> [Instructions to follow] The listing below should be written out exactly; please include all of it.

> [Data extract]
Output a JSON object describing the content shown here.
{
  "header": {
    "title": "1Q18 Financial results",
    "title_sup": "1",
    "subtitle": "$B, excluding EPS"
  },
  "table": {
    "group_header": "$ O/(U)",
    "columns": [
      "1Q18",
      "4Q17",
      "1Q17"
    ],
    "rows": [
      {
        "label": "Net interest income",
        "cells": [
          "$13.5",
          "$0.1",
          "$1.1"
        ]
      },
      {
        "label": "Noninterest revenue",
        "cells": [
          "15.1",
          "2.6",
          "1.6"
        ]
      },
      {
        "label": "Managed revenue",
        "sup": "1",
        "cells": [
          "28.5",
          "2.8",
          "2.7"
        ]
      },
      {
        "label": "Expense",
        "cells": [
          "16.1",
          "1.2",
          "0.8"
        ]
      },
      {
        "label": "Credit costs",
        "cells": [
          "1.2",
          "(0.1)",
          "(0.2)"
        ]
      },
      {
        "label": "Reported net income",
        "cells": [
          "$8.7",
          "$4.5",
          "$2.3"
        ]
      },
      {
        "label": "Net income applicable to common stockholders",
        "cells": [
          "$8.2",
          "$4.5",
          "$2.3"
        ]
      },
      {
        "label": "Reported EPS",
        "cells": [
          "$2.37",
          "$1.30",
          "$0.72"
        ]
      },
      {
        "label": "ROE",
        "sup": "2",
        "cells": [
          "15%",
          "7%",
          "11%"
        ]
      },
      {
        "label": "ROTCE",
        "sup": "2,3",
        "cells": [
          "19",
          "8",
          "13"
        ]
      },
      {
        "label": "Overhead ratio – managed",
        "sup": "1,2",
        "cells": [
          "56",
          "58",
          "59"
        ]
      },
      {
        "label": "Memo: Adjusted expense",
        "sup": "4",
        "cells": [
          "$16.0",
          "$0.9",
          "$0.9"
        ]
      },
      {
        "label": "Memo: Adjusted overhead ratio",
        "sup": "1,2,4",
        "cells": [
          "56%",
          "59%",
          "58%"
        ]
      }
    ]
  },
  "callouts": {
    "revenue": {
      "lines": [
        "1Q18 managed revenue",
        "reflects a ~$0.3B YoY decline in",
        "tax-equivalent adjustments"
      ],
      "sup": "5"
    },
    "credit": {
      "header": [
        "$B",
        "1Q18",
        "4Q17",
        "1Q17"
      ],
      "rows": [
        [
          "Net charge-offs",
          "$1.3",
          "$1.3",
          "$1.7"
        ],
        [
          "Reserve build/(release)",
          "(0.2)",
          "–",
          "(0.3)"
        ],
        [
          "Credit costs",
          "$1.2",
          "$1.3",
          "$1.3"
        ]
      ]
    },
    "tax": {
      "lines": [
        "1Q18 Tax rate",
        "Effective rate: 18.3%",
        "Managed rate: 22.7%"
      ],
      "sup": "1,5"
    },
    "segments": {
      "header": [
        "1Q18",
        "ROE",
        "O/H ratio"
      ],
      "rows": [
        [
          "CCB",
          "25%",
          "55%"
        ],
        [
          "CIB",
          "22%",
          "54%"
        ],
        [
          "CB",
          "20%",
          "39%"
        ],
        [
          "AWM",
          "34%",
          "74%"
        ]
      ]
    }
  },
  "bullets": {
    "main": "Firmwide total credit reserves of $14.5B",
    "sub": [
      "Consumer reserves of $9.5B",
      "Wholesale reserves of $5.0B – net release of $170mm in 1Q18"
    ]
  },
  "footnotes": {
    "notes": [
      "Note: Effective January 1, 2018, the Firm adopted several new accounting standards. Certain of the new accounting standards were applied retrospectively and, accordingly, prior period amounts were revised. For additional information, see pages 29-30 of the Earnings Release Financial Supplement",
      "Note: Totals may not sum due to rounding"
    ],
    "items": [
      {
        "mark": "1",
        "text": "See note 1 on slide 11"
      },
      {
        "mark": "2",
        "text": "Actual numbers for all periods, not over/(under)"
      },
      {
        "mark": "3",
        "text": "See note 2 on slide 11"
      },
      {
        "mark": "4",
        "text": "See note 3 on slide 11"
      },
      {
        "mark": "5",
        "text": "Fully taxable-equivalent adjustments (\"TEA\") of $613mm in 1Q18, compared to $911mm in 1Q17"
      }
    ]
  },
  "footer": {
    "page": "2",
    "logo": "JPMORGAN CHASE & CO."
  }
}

> [Reply to the task]
Output a JSON object describing the content shown here.
{
  "header": {
    "title": "1Q18 Financial results",
    "title_sup": "1",
    "subtitle": "$B, excluding EPS"
  },
  "table": {
    "group_header": "$ O/(U)",
    "columns": [
      "1Q18",
      "4Q17",
      "1Q17"
    ],
    "rows": [
      {
        "label": "Net interest income",
        "cells": [
          "$13.5",
          "$0.1",
          "$1.1"
        ]
      },
      {
        "label": "Noninterest revenue",
        "cells": [
          "15.1",
          "2.6",
          "1.6"
        ]
      },
      {
        "label": "Managed revenue",
        "sup": "1",
        "cells": [
          "28.5",
          "2.8",
          "2.7"
        ]
      },
      {
        "label": "Expense",
        "cells": [
          "16.1",
          "1.2",
          "0.8"
        ]
      },
      {
        "label": "Credit costs",
        "cells": [
          "1.2",
          "(0.1)",
          "(0.2)"
        ]
      },
      {
        "label": "Reported net income",
        "cells": [
          "$8.7",
          "$4.5",
          "$2.3"
        ]
      },
      {
        "label": "Net income applicable to common stockholders",
        "cells": [
          "$8.2",
          "$4.5",
          "$2.3"
        ]
      },
      {
        "label": "Reported EPS",
        "cells": [
          "$2.37",
          "$1.30",
          "$0.72"
        ]
      },
      {
        "label": "ROE",
        "sup": "2",
        "cells": [
          "15%",
          "7%",
          "11%"
        ]
      },
      {
        "label": "ROTCE",
        "sup": "2,3",
        "cells": [
          "19",
          "8",
          "13"
        ]
      },
      {
        "label": "Overhead ratio – managed",
        "sup": "1,2",
        "cells": [
          "56",
          "58",
          "59"
        ]
      },
      {
        "label": "Memo: Adjusted expense",
        "sup": "4",
        "cells": [
          "$16.0",
          "$0.9",
          "$0.9"
        ]
      },
      {
        "label": "Memo: Adjusted overhead ratio",
        "sup": "1,2,4",
        "cells": [
          "56%",
          "59%",
          "58%"
        ]
      }
    ]
  },
  "callouts": {
    "revenue": {
      "lines": [
        "1Q18 managed revenue",
        "reflects a ~$0.3B YoY decline in",
        "tax-equivalent adjustments"
      ],
      "sup": "5"
    },
    "credit": {
      "header": [
        "$B",
        "1Q18",
        "4Q17",
        "1Q17"
      ],
      "rows": [
        [
          "Net charge-offs",
          "$1.3",
          "$1.3",
          "$1.7"
        ],
        [
          "Reserve build/(release)",
          "(0.2)",
          "–",
          "(0.3)"
        ],
        [
          "Credit costs",
          "$1.2",
          "$1.3",
          "$1.3"
        ]
      ]
    },
    "tax": {
      "lines": [
        "1Q18 Tax rate",
        "Effective rate: 18.3%",
        "Managed rate: 22.7%"
      ],
      "sup": "1,5"
    },
    "segments": {
      "header": [
        "1Q18",
        "ROE",
        "O/H ratio"
      ],
      "rows": [
        [
          "CCB",
          "25%",
          "55%"
        ],
        [
          "CIB",
          "22%",
          "54%"
        ],
        [
          "CB",
          "20%",
          "39%"
        ],
        [
          "AWM",
          "34%",
          "74%"
        ]
      ]
    }
  },
  "bullets": {
    "main": "Firmwide total credit reserves of $14.5B",
    "sub": [
      "Consumer reserves of $9.5B",
      "Wholesale reserves of $5.0B – net release of $170mm in 1Q18"
    ]
  },
  "footnotes": {
    "notes": [
      "Note: Effective January 1, 2018, the Firm adopted several new accounting standards. Certain of the new accounting standards were applied retrospectively and, accordingly, prior period amounts were revised. For additional information, see pages 29-30 of the Earnings Release Financial Supplement",
      "Note: Totals may not sum due to rounding"
    ],
    "items": [
      {
        "mark": "1",
        "text": "See note 1 on slide 11"
      },
      {
        "mark": "2",
        "text": "Actual numbers for all periods, not over/(under)"
      },
      {
        "mark": "3",
        "text": "See note 2 on slide 11"
      },
      {
        "mark": "4",
        "text": "See note 3 on slide 11"
      },
      {
        "mark": "5",
        "text": "Fully taxable-equivalent adjustments (\"TEA\") of $613mm in 1Q18, compared to $911mm in 1Q17"
      }
    ]
  },
  "footer": {
    "page": "2",
    "logo": "JPMORGAN CHASE & CO."
  }
}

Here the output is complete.